## 页面节选
● ● ● ● ●

Cohere开源35B模型,(RAG、Tool)能力超过Mixtral,支持中文
作者: NLP前沿 来源: NLP前沿
https://txt.cohere.com/command-r/
https://huggingface.co/CohereForAI/c4ai-command-r-v01
1. RAG 效果
在多个数据集上,遥遥领先mixtral moe模型,使用他们自己的embedding + rerank 更是遥遥领先开源模型
2. 工具能力
工具能力略优于mixtral , 大幅领先gpt-3.5
3. 多语言能力
支持英语、法语、西班牙语、意大利语、德语、巴西葡萄牙语、日语、韩语、简体中文和阿拉伯语。
4. 长文能力
大海捞针测试可以获得全绿的结果
5. 协议
CC-BY-NC ,不可商用
凑点字数
from transformers import AutoTokenizer
model_id = "CohereForAI/c4ai-command-r-v01"
tokenizer = AutoTokenizer.from_pretrained(model_id, trust_remote_code=True)

● ● ● ● ●

## 任务 a
这篇介绍 Cohere 开源模型的页面节选中，该模型采用什么协议？

元素与坐标记录
● ● ● ● ●

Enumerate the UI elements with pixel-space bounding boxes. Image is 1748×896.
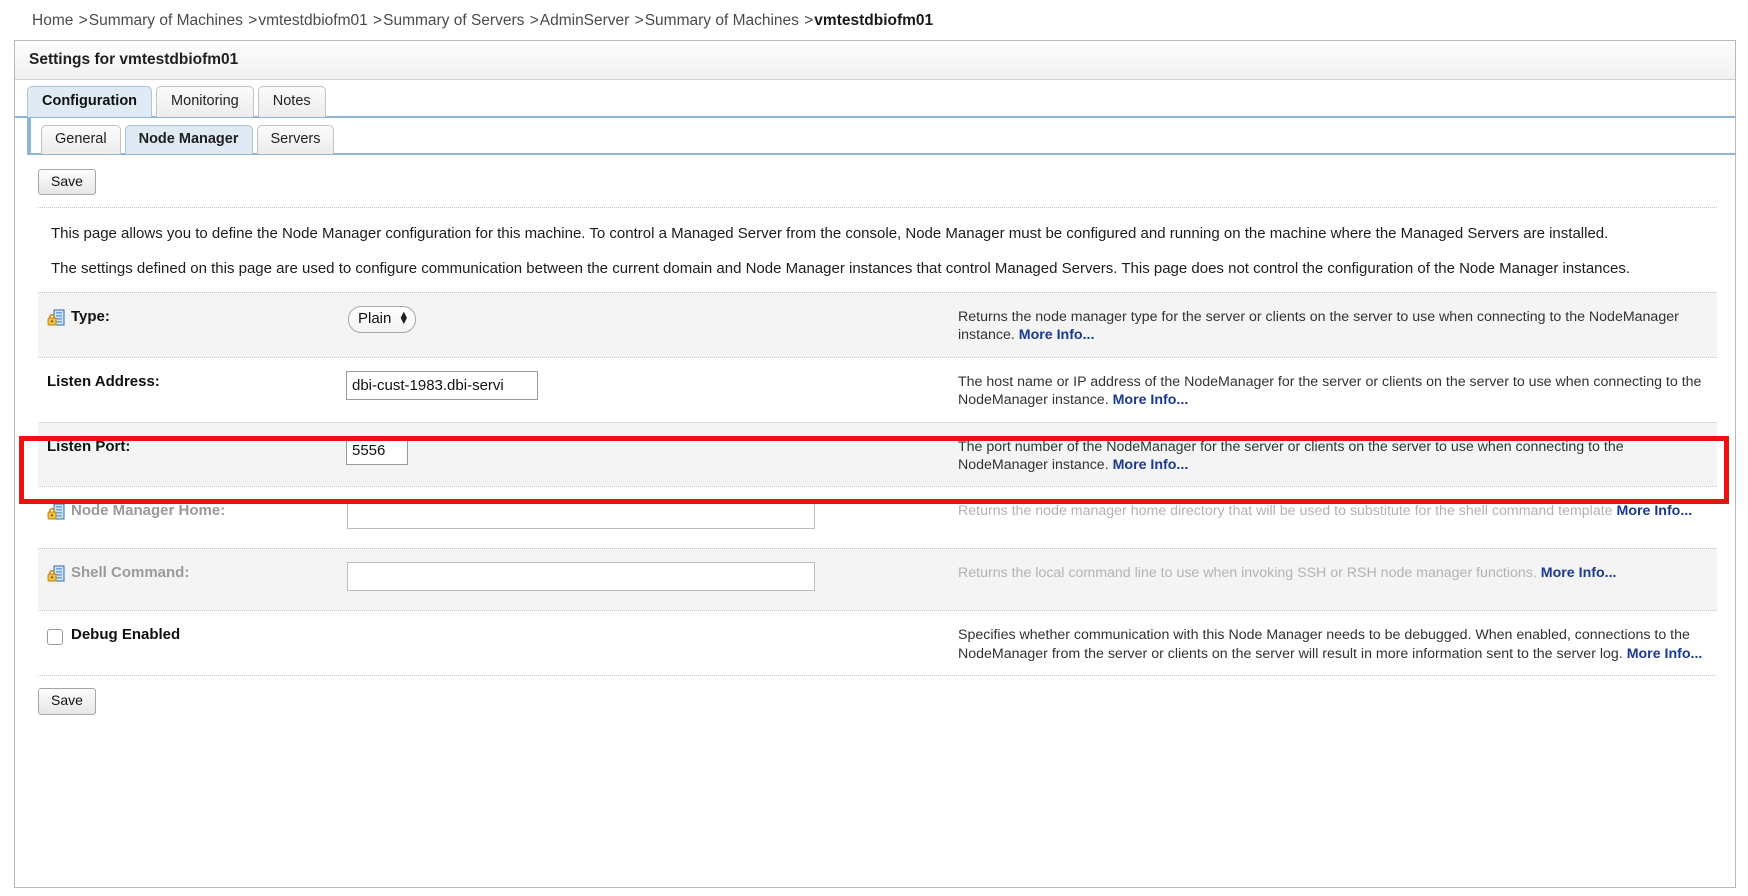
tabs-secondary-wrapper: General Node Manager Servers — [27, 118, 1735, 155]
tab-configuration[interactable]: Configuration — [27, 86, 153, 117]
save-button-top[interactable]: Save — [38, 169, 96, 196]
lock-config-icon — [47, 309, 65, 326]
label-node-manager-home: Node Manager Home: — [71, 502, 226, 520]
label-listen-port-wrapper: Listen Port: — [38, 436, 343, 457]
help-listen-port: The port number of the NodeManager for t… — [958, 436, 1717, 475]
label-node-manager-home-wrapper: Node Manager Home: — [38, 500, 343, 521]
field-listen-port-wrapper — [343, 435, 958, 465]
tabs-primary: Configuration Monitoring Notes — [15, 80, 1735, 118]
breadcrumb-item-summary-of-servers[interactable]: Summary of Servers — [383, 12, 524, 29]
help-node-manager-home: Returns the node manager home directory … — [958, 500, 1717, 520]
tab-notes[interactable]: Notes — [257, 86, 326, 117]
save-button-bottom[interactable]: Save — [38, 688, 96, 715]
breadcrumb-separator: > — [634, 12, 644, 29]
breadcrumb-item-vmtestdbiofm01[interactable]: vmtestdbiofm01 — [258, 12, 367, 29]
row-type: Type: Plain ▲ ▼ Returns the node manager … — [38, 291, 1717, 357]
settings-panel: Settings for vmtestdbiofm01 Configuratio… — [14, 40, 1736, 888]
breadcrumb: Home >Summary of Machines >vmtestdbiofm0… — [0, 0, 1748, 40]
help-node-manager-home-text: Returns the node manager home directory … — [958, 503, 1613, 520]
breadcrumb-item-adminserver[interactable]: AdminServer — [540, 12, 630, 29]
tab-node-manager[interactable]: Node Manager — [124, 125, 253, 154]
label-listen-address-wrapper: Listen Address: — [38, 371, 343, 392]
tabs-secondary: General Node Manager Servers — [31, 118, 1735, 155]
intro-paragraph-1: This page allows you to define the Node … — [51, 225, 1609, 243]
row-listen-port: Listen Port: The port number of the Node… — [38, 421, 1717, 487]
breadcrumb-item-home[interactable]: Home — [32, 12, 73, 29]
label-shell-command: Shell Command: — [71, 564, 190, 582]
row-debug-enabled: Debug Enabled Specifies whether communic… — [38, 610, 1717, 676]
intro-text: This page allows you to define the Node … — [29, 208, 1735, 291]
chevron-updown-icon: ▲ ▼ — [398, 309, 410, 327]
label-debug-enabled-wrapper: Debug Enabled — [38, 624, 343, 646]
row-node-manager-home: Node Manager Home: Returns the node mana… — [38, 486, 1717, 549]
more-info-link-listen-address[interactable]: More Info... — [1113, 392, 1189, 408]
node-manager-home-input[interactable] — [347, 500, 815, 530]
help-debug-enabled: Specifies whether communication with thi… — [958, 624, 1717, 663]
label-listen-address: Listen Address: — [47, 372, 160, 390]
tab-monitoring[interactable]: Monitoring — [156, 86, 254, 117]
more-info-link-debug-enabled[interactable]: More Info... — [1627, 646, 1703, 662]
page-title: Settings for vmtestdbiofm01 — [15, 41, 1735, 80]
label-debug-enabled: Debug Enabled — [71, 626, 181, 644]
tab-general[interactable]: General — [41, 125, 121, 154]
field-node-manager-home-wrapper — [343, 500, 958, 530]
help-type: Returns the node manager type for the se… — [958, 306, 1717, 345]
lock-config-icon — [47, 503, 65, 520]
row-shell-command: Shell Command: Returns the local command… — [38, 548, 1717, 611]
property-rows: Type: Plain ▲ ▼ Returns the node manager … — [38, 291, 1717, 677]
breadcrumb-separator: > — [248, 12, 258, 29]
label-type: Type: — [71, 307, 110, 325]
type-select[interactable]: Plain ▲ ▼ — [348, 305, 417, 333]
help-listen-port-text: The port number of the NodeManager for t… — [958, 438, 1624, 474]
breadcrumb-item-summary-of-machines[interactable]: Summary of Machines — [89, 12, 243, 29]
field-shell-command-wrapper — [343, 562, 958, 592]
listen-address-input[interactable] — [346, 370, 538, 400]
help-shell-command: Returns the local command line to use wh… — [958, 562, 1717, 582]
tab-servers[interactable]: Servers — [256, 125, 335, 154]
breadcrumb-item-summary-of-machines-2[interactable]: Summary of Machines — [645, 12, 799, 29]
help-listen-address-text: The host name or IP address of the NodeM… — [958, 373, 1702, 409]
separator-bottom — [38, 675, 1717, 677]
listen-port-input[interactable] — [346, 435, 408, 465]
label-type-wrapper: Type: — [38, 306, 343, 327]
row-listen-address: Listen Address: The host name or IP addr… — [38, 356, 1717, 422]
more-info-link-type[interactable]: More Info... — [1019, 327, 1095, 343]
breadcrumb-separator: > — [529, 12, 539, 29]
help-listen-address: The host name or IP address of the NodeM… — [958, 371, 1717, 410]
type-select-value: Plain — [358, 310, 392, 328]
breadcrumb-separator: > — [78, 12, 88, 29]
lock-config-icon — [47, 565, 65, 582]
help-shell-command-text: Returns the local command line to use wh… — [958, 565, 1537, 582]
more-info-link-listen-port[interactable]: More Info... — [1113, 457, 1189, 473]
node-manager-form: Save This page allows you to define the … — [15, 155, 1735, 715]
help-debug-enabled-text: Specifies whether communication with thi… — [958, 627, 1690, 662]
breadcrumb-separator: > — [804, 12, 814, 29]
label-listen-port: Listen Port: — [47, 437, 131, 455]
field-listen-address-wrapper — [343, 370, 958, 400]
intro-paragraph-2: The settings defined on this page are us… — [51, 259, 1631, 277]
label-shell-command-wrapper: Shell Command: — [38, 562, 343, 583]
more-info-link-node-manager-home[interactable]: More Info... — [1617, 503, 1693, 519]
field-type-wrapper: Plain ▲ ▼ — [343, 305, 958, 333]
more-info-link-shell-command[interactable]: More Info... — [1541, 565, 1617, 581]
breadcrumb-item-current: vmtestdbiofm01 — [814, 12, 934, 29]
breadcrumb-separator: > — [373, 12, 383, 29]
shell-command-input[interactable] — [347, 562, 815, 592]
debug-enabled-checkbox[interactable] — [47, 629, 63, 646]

● ● ● ● ●

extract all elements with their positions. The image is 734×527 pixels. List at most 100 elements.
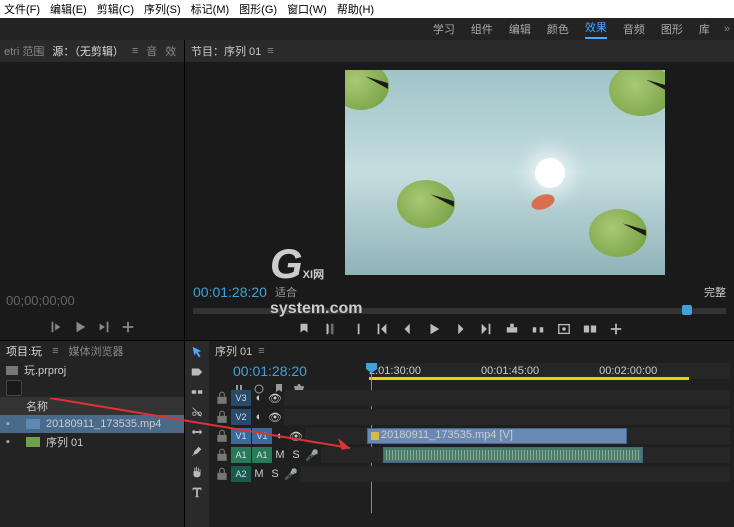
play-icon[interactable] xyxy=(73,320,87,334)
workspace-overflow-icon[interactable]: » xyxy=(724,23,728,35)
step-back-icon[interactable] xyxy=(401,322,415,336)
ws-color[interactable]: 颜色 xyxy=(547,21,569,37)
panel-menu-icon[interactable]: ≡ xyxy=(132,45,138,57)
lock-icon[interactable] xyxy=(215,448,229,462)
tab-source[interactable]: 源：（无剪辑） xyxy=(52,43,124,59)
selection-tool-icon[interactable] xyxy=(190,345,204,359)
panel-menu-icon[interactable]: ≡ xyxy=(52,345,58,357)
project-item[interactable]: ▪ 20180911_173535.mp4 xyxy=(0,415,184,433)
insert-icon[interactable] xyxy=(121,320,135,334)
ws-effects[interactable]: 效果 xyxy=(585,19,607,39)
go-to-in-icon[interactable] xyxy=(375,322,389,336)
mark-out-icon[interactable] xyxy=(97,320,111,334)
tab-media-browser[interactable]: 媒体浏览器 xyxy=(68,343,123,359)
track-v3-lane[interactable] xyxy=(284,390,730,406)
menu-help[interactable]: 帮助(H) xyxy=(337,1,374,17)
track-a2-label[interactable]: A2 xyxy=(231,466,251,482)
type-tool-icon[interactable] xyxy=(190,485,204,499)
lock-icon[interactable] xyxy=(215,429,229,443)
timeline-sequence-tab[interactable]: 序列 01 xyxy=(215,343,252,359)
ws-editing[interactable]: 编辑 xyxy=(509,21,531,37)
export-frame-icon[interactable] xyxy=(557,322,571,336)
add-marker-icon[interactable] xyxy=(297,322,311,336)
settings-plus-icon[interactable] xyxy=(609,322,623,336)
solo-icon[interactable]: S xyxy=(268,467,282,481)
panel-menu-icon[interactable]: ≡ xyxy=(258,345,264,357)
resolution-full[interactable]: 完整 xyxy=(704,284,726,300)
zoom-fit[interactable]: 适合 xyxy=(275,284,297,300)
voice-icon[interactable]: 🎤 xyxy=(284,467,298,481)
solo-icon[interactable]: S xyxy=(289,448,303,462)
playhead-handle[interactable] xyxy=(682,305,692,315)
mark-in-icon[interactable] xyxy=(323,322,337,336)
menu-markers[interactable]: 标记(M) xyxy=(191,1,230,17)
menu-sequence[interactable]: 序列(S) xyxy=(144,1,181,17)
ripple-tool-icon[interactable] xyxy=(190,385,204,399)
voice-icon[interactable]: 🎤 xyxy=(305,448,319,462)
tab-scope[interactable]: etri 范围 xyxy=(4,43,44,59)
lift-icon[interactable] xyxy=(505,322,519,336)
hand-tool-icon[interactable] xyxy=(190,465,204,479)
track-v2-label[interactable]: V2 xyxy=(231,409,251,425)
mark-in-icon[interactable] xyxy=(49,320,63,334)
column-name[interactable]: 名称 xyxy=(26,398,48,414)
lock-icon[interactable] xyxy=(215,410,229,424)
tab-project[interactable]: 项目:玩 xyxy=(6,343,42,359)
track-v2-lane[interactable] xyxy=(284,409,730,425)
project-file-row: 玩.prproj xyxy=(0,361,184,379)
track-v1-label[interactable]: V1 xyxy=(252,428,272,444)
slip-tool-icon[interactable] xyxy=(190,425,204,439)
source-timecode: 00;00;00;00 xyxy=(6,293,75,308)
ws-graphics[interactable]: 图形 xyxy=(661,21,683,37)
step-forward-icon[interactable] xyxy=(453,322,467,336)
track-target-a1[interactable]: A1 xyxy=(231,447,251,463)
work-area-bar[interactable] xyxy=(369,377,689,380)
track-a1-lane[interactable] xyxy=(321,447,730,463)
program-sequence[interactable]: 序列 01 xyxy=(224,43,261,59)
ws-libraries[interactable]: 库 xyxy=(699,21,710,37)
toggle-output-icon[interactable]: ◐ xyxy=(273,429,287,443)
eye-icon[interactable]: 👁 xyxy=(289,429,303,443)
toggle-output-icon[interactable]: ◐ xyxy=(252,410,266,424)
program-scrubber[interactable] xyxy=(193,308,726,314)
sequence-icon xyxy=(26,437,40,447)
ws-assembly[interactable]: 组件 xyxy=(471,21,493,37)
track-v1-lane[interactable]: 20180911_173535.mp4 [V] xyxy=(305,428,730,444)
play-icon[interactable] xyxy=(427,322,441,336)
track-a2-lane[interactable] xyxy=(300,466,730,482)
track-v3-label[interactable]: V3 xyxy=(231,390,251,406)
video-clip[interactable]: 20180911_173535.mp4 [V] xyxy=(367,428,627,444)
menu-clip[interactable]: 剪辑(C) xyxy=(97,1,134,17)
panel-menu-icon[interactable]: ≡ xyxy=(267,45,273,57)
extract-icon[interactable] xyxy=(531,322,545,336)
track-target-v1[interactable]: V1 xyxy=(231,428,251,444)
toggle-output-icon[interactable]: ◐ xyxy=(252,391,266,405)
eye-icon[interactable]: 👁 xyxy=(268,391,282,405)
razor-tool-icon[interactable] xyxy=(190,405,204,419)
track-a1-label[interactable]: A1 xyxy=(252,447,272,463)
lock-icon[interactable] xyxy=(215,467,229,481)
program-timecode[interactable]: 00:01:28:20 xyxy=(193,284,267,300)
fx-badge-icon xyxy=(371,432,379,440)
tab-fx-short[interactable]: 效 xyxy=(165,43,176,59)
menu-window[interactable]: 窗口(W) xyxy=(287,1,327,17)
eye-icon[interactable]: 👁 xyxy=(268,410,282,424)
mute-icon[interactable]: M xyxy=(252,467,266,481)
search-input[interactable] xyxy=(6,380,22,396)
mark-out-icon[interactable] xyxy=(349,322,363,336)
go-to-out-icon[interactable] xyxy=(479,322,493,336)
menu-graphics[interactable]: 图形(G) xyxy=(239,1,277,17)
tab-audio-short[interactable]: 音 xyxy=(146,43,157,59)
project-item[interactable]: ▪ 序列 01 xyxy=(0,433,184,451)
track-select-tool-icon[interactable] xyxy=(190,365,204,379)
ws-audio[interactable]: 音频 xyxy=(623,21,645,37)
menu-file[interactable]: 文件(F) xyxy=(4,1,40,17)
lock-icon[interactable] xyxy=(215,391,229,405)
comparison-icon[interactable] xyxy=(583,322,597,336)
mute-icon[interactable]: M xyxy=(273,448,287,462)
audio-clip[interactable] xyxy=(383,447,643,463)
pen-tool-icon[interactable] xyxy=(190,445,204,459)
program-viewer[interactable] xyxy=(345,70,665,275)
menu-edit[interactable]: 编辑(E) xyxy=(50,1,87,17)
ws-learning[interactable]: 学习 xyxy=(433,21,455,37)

● ● ● ● ●

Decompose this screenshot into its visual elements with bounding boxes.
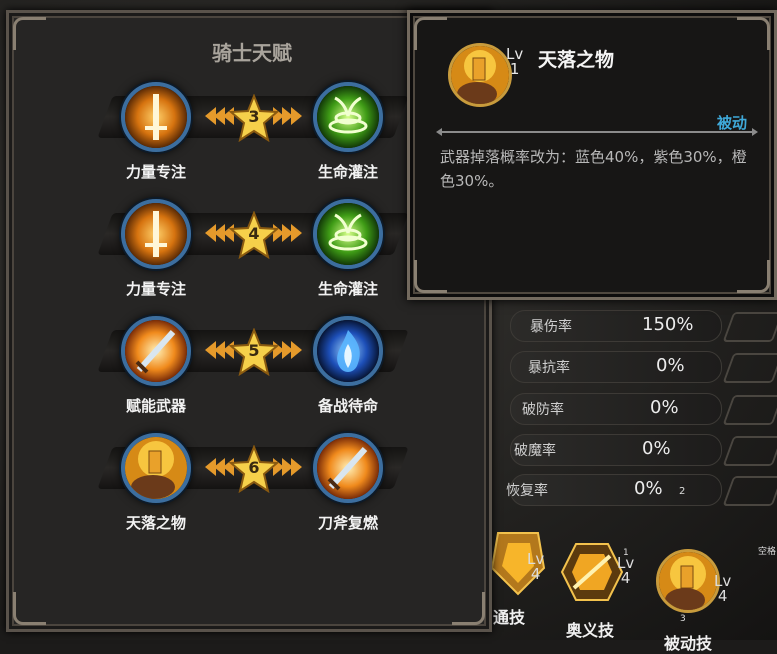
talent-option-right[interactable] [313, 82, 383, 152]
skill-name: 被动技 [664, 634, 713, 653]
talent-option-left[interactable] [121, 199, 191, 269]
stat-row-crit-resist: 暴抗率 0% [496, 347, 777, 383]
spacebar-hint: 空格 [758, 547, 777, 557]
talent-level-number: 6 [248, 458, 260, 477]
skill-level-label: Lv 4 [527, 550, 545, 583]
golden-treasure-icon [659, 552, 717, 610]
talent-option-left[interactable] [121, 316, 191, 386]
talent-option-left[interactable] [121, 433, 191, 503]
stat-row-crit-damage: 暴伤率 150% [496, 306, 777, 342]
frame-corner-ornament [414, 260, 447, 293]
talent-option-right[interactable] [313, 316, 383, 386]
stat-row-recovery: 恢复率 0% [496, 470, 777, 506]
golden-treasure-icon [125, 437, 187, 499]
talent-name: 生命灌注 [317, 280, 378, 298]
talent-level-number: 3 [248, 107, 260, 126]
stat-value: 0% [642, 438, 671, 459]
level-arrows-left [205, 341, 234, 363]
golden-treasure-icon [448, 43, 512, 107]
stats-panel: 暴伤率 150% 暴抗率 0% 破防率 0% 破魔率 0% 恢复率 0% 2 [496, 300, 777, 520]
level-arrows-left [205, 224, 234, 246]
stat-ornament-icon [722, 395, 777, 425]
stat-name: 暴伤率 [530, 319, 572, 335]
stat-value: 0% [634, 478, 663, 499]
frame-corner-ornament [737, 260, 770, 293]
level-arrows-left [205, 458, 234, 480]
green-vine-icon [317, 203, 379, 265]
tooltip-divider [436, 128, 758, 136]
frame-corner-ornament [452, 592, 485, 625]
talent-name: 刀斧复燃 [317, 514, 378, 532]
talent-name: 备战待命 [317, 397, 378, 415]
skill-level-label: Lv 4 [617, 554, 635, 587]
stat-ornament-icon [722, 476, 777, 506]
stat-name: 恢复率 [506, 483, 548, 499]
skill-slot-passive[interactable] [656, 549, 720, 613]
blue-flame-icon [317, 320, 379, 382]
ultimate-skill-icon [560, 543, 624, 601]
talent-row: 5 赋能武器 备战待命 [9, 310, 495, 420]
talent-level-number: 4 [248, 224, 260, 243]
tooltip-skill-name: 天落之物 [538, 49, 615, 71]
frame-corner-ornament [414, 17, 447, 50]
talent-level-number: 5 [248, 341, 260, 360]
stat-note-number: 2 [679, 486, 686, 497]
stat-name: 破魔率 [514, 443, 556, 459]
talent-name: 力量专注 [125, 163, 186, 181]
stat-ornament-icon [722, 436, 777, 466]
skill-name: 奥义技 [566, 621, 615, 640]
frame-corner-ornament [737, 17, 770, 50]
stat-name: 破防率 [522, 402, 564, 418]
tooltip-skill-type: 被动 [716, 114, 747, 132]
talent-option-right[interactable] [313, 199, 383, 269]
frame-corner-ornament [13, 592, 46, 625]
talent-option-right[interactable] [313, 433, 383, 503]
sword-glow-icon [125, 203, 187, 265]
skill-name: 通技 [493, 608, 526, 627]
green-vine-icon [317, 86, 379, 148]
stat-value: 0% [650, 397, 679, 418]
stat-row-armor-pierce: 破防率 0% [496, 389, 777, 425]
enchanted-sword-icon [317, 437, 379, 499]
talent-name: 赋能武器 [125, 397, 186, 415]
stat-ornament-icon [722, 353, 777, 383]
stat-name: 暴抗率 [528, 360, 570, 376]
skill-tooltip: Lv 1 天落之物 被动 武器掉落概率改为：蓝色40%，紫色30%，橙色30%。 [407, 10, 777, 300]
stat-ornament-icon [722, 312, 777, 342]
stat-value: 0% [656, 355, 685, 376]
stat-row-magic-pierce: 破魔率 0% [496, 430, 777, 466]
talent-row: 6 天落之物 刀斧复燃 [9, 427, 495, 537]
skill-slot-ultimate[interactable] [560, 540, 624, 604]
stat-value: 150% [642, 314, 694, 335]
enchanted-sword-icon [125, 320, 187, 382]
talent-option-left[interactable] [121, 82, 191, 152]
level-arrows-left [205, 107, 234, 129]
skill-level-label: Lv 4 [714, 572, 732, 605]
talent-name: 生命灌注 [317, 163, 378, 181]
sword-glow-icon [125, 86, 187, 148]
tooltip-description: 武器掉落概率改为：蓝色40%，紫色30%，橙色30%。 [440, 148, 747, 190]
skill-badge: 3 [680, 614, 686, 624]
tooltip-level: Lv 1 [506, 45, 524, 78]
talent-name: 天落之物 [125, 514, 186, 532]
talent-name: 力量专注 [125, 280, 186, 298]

● ● ● ● ●

## 任务 b
请改写上方的记录行：从含有“play-icon[interactable] xyxy=(73,320,87,334)”的那一行开始，到含有“ws-effects[interactable]: 效果 xyxy=(585,19,607,39)”的那一行为止，把其中的“panel-menu-icon”全部换成“panel-options-icon”，其余内容一律不变。只输出这一段行。

## 任务回答 a
CC-BY-NC 协议，不可商用。

## 任务回答 b
play-icon[interactable] xyxy=(73,320,87,334)
workspace-overflow-icon[interactable]: » xyxy=(724,23,728,35)
step-back-icon[interactable] xyxy=(401,322,415,336)
ws-color[interactable]: 颜色 xyxy=(547,21,569,37)
panel-options-icon[interactable]: ≡ xyxy=(132,45,138,57)
lock-icon[interactable] xyxy=(215,448,229,462)
tab-source[interactable]: 源：（无剪辑） xyxy=(52,43,124,59)
selection-tool-icon[interactable] xyxy=(190,345,204,359)
panel-options-icon[interactable]: ≡ xyxy=(52,345,58,357)
project-item[interactable]: ▪ 20180911_173535.mp4 xyxy=(0,415,184,433)
insert-icon[interactable] xyxy=(121,320,135,334)
ws-effects[interactable]: 效果 xyxy=(585,19,607,39)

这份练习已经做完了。